TASK TO CARRY OUT |
Return the entries below verbatim. Pictures stay out.
* begin *
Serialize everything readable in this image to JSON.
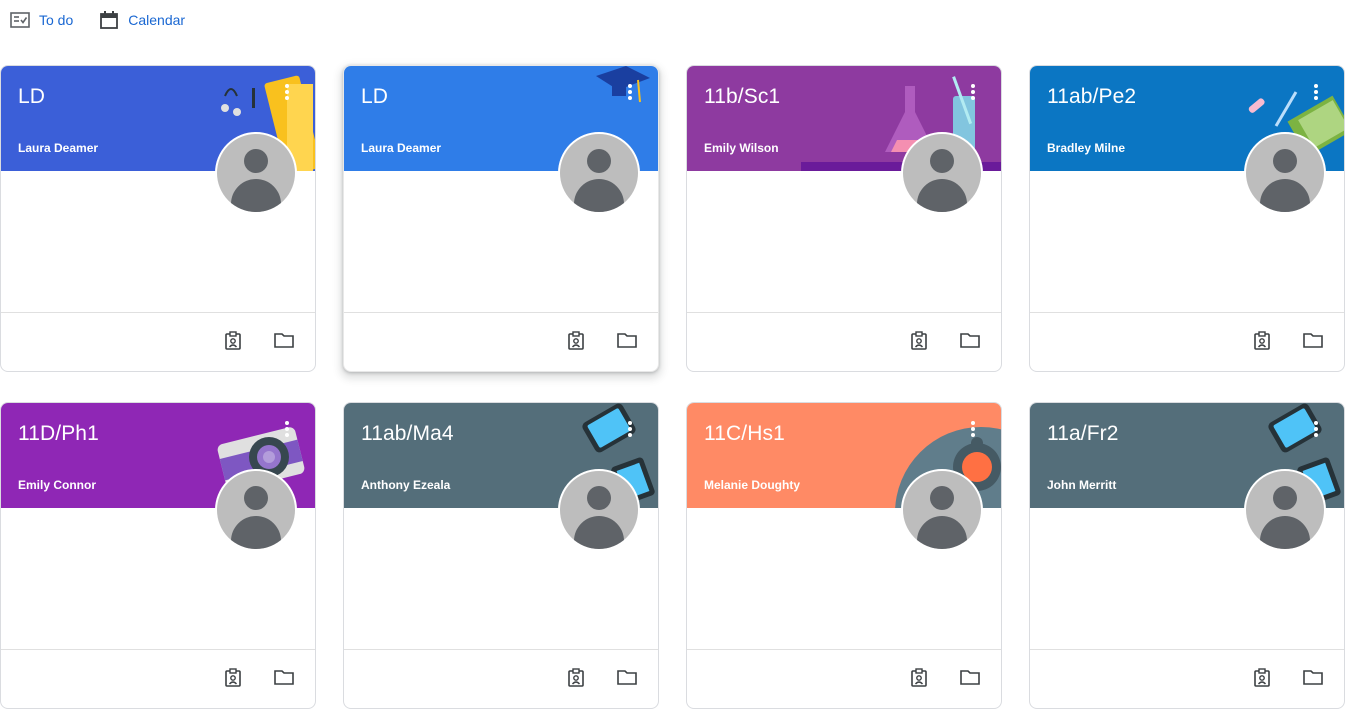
{
  "nav": {
    "todo_label": "To do",
    "calendar_label": "Calendar",
    "accent": "#1967d2"
  },
  "classes": [
    {
      "title": "LD",
      "teacher": "Laura Deamer",
      "color": "#3b5fd8",
      "theme": "headphones"
    },
    {
      "title": "LD",
      "teacher": "Laura Deamer",
      "color": "#2f7de8",
      "theme": "graduation"
    },
    {
      "title": "11b/Sc1",
      "teacher": "Emily Wilson",
      "color": "#8e3aa0",
      "theme": "science"
    },
    {
      "title": "11ab/Pe2",
      "teacher": "Bradley Milne",
      "color": "#0b76c3",
      "theme": "pencil"
    },
    {
      "title": "11D/Ph1",
      "teacher": "Emily Connor",
      "color": "#8f27b5",
      "theme": "camera"
    },
    {
      "title": "11ab/Ma4",
      "teacher": "Anthony Ezeala",
      "color": "#546e7a",
      "theme": "phone"
    },
    {
      "title": "11C/Hs1",
      "teacher": "Melanie Doughty",
      "color": "#ff8a65",
      "theme": "history"
    },
    {
      "title": "11a/Fr2",
      "teacher": "John Merritt",
      "color": "#546e7a",
      "theme": "phone"
    }
  ],
  "icons": {
    "todo": "checklist-icon",
    "calendar": "calendar-icon",
    "more": "more-vert-icon",
    "avatar": "avatar-placeholder",
    "assignment": "assignment-icon",
    "folder": "folder-icon"
  }
}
* end *
RESPONSE TO THIS TASK |
Serialize everything readable in this image to JSON.
{
  "nav": {
    "todo_label": "To do",
    "calendar_label": "Calendar",
    "accent": "#1967d2"
  },
  "classes": [
    {
      "title": "LD",
      "teacher": "Laura Deamer",
      "color": "#3b5fd8",
      "theme": "headphones"
    },
    {
      "title": "LD",
      "teacher": "Laura Deamer",
      "color": "#2f7de8",
      "theme": "graduation"
    },
    {
      "title": "11b/Sc1",
      "teacher": "Emily Wilson",
      "color": "#8e3aa0",
      "theme": "science"
    },
    {
      "title": "11ab/Pe2",
      "teacher": "Bradley Milne",
      "color": "#0b76c3",
      "theme": "pencil"
    },
    {
      "title": "11D/Ph1",
      "teacher": "Emily Connor",
      "color": "#8f27b5",
      "theme": "camera"
    },
    {
      "title": "11ab/Ma4",
      "teacher": "Anthony Ezeala",
      "color": "#546e7a",
      "theme": "phone"
    },
    {
      "title": "11C/Hs1",
      "teacher": "Melanie Doughty",
      "color": "#ff8a65",
      "theme": "history"
    },
    {
      "title": "11a/Fr2",
      "teacher": "John Merritt",
      "color": "#546e7a",
      "theme": "phone"
    }
  ],
  "icons": {
    "todo": "checklist-icon",
    "calendar": "calendar-icon",
    "more": "more-vert-icon",
    "avatar": "avatar-placeholder",
    "assignment": "assignment-icon",
    "folder": "folder-icon"
  }
}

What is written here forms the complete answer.